_Task statement_.
Quote the whole listing verbatim.

_Source data_.
○ ○ ○

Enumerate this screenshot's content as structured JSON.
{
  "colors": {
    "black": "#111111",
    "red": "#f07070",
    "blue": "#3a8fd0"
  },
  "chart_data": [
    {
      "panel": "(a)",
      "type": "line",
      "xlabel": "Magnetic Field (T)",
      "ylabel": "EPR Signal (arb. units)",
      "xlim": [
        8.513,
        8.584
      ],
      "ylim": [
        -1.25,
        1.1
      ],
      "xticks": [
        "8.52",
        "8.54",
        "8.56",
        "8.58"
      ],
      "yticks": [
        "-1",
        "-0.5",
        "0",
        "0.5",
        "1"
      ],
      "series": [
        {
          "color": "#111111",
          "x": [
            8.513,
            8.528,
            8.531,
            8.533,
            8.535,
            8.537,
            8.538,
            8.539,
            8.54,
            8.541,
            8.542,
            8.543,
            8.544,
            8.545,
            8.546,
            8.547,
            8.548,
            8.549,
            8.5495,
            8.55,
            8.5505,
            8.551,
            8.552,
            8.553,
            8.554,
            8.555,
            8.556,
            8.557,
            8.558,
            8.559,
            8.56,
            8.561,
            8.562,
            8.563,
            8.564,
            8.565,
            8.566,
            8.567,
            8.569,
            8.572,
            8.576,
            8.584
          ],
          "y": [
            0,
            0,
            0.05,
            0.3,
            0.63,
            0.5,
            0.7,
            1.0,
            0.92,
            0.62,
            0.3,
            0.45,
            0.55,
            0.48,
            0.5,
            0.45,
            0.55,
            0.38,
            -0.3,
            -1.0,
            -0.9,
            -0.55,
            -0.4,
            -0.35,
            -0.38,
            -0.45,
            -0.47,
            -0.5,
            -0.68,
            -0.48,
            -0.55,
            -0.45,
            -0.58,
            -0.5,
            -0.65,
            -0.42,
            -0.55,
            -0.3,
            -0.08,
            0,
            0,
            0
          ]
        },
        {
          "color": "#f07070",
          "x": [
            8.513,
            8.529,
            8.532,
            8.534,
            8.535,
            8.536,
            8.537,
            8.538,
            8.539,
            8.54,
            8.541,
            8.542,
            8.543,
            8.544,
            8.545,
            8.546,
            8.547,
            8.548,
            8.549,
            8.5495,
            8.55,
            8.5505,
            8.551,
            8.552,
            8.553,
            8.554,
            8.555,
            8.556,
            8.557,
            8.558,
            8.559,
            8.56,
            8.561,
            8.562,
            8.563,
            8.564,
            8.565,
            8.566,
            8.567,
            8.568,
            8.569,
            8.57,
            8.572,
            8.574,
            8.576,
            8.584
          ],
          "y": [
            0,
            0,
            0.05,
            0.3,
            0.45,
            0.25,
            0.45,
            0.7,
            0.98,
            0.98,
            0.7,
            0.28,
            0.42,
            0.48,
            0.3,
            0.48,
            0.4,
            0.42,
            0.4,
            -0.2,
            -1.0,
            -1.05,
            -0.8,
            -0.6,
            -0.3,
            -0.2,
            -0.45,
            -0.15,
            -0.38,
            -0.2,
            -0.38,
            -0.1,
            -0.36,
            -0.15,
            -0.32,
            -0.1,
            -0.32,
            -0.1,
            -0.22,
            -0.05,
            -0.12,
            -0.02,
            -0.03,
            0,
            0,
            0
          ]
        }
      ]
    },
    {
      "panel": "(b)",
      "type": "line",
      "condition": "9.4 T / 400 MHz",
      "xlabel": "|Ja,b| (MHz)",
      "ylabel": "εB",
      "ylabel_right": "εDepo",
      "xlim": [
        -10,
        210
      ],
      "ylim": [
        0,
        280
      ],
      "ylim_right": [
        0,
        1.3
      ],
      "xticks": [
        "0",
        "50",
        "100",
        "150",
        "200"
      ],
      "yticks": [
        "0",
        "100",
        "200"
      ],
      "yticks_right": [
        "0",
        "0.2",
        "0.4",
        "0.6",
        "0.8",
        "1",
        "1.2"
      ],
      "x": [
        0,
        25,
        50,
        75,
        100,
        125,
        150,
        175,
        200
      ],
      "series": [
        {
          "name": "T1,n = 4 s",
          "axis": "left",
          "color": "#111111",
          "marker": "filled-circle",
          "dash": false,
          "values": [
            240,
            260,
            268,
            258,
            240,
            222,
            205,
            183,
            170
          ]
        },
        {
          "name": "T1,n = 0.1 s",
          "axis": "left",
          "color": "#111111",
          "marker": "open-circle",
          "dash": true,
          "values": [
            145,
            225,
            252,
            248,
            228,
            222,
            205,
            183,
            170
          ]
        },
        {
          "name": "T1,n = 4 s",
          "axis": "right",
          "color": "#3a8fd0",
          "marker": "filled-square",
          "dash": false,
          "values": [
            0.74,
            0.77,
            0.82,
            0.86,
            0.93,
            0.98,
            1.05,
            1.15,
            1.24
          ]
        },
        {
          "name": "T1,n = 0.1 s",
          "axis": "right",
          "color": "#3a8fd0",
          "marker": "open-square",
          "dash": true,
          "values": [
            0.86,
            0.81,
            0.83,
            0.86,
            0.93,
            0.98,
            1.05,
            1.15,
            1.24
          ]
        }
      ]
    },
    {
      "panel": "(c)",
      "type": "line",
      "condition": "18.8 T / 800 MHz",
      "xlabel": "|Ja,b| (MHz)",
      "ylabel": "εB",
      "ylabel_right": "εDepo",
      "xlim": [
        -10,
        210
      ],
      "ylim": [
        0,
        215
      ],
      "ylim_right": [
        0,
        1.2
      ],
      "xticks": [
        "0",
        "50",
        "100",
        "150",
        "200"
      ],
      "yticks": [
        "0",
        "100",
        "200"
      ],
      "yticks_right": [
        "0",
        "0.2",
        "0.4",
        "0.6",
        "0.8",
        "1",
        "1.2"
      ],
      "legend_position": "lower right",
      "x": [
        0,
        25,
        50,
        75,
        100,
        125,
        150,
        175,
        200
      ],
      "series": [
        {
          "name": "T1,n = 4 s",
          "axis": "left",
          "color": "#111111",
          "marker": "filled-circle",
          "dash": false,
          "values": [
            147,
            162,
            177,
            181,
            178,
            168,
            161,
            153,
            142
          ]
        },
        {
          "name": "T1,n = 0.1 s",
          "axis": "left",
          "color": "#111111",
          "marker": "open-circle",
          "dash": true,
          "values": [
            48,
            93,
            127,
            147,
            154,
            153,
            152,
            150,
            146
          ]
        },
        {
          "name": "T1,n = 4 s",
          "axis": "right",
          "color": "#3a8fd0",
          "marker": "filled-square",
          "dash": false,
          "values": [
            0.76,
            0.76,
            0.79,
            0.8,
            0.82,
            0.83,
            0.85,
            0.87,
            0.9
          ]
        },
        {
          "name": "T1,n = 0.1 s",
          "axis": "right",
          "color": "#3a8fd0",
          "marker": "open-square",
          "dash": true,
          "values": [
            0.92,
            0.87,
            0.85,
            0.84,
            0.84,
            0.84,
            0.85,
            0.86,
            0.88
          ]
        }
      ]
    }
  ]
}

○ ○ ○

_Task output_.
Enumerate this screenshot's content as structured JSON.
{
  "colors": {
    "black": "#111111",
    "red": "#f07070",
    "blue": "#3a8fd0"
  },
  "chart_data": [
    {
      "panel": "(a)",
      "type": "line",
      "xlabel": "Magnetic Field (T)",
      "ylabel": "EPR Signal (arb. units)",
      "xlim": [
        8.513,
        8.584
      ],
      "ylim": [
        -1.25,
        1.1
      ],
      "xticks": [
        "8.52",
        "8.54",
        "8.56",
        "8.58"
      ],
      "yticks": [
        "-1",
        "-0.5",
        "0",
        "0.5",
        "1"
      ],
      "series": [
        {
          "color": "#111111",
          "x": [
            8.513,
            8.528,
            8.531,
            8.533,
            8.535,
            8.537,
            8.538,
            8.539,
            8.54,
            8.541,
            8.542,
            8.543,
            8.544,
            8.545,
            8.546,
            8.547,
            8.548,
            8.549,
            8.5495,
            8.55,
            8.5505,
            8.551,
            8.552,
            8.553,
            8.554,
            8.555,
            8.556,
            8.557,
            8.558,
            8.559,
            8.56,
            8.561,
            8.562,
            8.563,
            8.564,
            8.565,
            8.566,
            8.567,
            8.569,
            8.572,
            8.576,
            8.584
          ],
          "y": [
            0,
            0,
            0.05,
            0.3,
            0.63,
            0.5,
            0.7,
            1.0,
            0.92,
            0.62,
            0.3,
            0.45,
            0.55,
            0.48,
            0.5,
            0.45,
            0.55,
            0.38,
            -0.3,
            -1.0,
            -0.9,
            -0.55,
            -0.4,
            -0.35,
            -0.38,
            -0.45,
            -0.47,
            -0.5,
            -0.68,
            -0.48,
            -0.55,
            -0.45,
            -0.58,
            -0.5,
            -0.65,
            -0.42,
            -0.55,
            -0.3,
            -0.08,
            0,
            0,
            0
          ]
        },
        {
          "color": "#f07070",
          "x": [
            8.513,
            8.529,
            8.532,
            8.534,
            8.535,
            8.536,
            8.537,
            8.538,
            8.539,
            8.54,
            8.541,
            8.542,
            8.543,
            8.544,
            8.545,
            8.546,
            8.547,
            8.548,
            8.549,
            8.5495,
            8.55,
            8.5505,
            8.551,
            8.552,
            8.553,
            8.554,
            8.555,
            8.556,
            8.557,
            8.558,
            8.559,
            8.56,
            8.561,
            8.562,
            8.563,
            8.564,
            8.565,
            8.566,
            8.567,
            8.568,
            8.569,
            8.57,
            8.572,
            8.574,
            8.576,
            8.584
          ],
          "y": [
            0,
            0,
            0.05,
            0.3,
            0.45,
            0.25,
            0.45,
            0.7,
            0.98,
            0.98,
            0.7,
            0.28,
            0.42,
            0.48,
            0.3,
            0.48,
            0.4,
            0.42,
            0.4,
            -0.2,
            -1.0,
            -1.05,
            -0.8,
            -0.6,
            -0.3,
            -0.2,
            -0.45,
            -0.15,
            -0.38,
            -0.2,
            -0.38,
            -0.1,
            -0.36,
            -0.15,
            -0.32,
            -0.1,
            -0.32,
            -0.1,
            -0.22,
            -0.05,
            -0.12,
            -0.02,
            -0.03,
            0,
            0,
            0
          ]
        }
      ]
    },
    {
      "panel": "(b)",
      "type": "line",
      "condition": "9.4 T / 400 MHz",
      "xlabel": "|Ja,b| (MHz)",
      "ylabel": "εB",
      "ylabel_right": "εDepo",
      "xlim": [
        -10,
        210
      ],
      "ylim": [
        0,
        280
      ],
      "ylim_right": [
        0,
        1.3
      ],
      "xticks": [
        "0",
        "50",
        "100",
        "150",
        "200"
      ],
      "yticks": [
        "0",
        "100",
        "200"
      ],
      "yticks_right": [
        "0",
        "0.2",
        "0.4",
        "0.6",
        "0.8",
        "1",
        "1.2"
      ],
      "x": [
        0,
        25,
        50,
        75,
        100,
        125,
        150,
        175,
        200
      ],
      "series": [
        {
          "name": "T1,n = 4 s",
          "axis": "left",
          "color": "#111111",
          "marker": "filled-circle",
          "dash": false,
          "values": [
            240,
            260,
            268,
            258,
            240,
            222,
            205,
            183,
            170
          ]
        },
        {
          "name": "T1,n = 0.1 s",
          "axis": "left",
          "color": "#111111",
          "marker": "open-circle",
          "dash": true,
          "values": [
            145,
            225,
            252,
            248,
            228,
            222,
            205,
            183,
            170
          ]
        },
        {
          "name": "T1,n = 4 s",
          "axis": "right",
          "color": "#3a8fd0",
          "marker": "filled-square",
          "dash": false,
          "values": [
            0.74,
            0.77,
            0.82,
            0.86,
            0.93,
            0.98,
            1.05,
            1.15,
            1.24
          ]
        },
        {
          "name": "T1,n = 0.1 s",
          "axis": "right",
          "color": "#3a8fd0",
          "marker": "open-square",
          "dash": true,
          "values": [
            0.86,
            0.81,
            0.83,
            0.86,
            0.93,
            0.98,
            1.05,
            1.15,
            1.24
          ]
        }
      ]
    },
    {
      "panel": "(c)",
      "type": "line",
      "condition": "18.8 T / 800 MHz",
      "xlabel": "|Ja,b| (MHz)",
      "ylabel": "εB",
      "ylabel_right": "εDepo",
      "xlim": [
        -10,
        210
      ],
      "ylim": [
        0,
        215
      ],
      "ylim_right": [
        0,
        1.2
      ],
      "xticks": [
        "0",
        "50",
        "100",
        "150",
        "200"
      ],
      "yticks": [
        "0",
        "100",
        "200"
      ],
      "yticks_right": [
        "0",
        "0.2",
        "0.4",
        "0.6",
        "0.8",
        "1",
        "1.2"
      ],
      "legend_position": "lower right",
      "x": [
        0,
        25,
        50,
        75,
        100,
        125,
        150,
        175,
        200
      ],
      "series": [
        {
          "name": "T1,n = 4 s",
          "axis": "left",
          "color": "#111111",
          "marker": "filled-circle",
          "dash": false,
          "values": [
            147,
            162,
            177,
            181,
            178,
            168,
            161,
            153,
            142
          ]
        },
        {
          "name": "T1,n = 0.1 s",
          "axis": "left",
          "color": "#111111",
          "marker": "open-circle",
          "dash": true,
          "values": [
            48,
            93,
            127,
            147,
            154,
            153,
            152,
            150,
            146
          ]
        },
        {
          "name": "T1,n = 4 s",
          "axis": "right",
          "color": "#3a8fd0",
          "marker": "filled-square",
          "dash": false,
          "values": [
            0.76,
            0.76,
            0.79,
            0.8,
            0.82,
            0.83,
            0.85,
            0.87,
            0.9
          ]
        },
        {
          "name": "T1,n = 0.1 s",
          "axis": "right",
          "color": "#3a8fd0",
          "marker": "open-square",
          "dash": true,
          "values": [
            0.92,
            0.87,
            0.85,
            0.84,
            0.84,
            0.84,
            0.85,
            0.86,
            0.88
          ]
        }
      ]
    }
  ]
}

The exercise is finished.